Dataset items
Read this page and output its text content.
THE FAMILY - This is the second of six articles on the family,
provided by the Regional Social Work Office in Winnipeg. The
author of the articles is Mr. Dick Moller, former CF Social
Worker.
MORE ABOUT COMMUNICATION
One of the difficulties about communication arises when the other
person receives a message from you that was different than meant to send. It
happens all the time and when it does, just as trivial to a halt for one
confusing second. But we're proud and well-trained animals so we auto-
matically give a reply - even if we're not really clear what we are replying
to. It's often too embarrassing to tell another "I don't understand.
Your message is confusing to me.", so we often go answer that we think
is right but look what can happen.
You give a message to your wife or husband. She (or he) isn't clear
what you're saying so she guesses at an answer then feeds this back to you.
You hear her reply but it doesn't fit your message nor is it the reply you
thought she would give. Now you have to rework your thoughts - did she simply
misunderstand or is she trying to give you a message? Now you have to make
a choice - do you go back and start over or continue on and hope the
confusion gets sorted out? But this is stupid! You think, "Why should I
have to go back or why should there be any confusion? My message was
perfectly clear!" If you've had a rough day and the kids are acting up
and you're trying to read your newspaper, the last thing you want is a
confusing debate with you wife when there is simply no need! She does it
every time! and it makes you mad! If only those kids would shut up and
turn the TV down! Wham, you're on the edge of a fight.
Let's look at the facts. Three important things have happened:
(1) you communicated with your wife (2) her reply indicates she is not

Given task:
Would you give the material above again, complete and exact?

Finished task:
Read this page and output its text content.
THE FAMILY - This is the second of six articles on the family,
provided by the Regional Social Work Office in Winnipeg. The
author of the articles is Mr. Dick Moller, former CF Social
Worker.
MORE ABOUT COMMUNICATION
One of the difficulties about communication arises when the other
person receives a message from you that was different than meant to send. It
happens all the time and when it does, just as trivial to a halt for one
confusing second. But we're proud and well-trained animals so we auto-
matically give a reply - even if we're not really clear what we are replying
to. It's often too embarrassing to tell another "I don't understand.
Your message is confusing to me.", so we often go answer that we think
is right but look what can happen.
You give a message to your wife or husband. She (or he) isn't clear
what you're saying so she guesses at an answer then feeds this back to you.
You hear her reply but it doesn't fit your message nor is it the reply you
thought she would give. Now you have to rework your thoughts - did she simply
misunderstand or is she trying to give you a message? Now you have to make
a choice - do you go back and start over or continue on and hope the
confusion gets sorted out? But this is stupid! You think, "Why should I
have to go back or why should there be any confusion? My message was
perfectly clear!" If you've had a rough day and the kids are acting up
and you're trying to read your newspaper, the last thing you want is a
confusing debate with you wife when there is simply no need! She does it
every time! and it makes you mad! If only those kids would shut up and
turn the TV down! Wham, you're on the edge of a fight.
Let's look at the facts. Three important things have happened:
(1) you communicated with your wife (2) her reply indicates she is not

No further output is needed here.